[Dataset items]
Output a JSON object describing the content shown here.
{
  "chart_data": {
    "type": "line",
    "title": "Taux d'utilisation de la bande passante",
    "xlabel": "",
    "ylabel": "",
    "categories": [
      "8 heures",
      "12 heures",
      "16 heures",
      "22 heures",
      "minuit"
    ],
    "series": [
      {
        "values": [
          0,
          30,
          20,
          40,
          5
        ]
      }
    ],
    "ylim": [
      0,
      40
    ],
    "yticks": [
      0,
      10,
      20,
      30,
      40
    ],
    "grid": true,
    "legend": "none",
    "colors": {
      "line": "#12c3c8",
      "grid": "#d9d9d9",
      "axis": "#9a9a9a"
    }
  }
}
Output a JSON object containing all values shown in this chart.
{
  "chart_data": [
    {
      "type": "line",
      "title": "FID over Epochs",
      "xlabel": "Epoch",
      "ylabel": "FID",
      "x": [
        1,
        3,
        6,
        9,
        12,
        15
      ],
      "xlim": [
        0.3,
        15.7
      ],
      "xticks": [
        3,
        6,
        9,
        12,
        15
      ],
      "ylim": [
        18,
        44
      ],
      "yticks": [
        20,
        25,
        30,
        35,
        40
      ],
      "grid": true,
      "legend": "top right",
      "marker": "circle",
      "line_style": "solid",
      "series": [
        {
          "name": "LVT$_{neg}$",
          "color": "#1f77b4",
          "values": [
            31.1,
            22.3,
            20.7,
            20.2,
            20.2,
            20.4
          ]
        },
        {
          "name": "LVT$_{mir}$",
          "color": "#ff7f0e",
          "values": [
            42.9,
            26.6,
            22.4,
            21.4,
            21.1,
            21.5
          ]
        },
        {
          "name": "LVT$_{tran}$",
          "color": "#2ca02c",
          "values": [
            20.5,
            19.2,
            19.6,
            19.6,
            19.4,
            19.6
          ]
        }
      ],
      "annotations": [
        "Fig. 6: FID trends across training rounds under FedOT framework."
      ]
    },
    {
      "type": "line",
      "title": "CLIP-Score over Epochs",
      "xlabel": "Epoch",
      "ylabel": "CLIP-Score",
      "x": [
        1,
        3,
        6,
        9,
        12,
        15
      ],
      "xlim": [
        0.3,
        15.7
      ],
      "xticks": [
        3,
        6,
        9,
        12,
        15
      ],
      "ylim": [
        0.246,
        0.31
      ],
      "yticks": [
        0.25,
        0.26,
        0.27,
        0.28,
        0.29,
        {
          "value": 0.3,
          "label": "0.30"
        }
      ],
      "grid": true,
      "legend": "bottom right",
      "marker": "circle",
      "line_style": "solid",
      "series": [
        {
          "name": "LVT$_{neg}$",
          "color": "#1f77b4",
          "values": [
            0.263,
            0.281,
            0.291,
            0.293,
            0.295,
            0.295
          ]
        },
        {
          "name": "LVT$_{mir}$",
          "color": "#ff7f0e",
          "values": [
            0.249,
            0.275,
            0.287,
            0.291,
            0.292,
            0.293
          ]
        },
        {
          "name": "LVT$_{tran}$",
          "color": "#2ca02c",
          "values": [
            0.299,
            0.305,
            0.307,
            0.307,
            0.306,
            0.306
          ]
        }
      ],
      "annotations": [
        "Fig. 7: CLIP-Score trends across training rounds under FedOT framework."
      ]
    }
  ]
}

• _WHAT IS EXPECTED_: Give the count of lines holding the word "JSON" and nothing more.

• _THE REPLY_: 2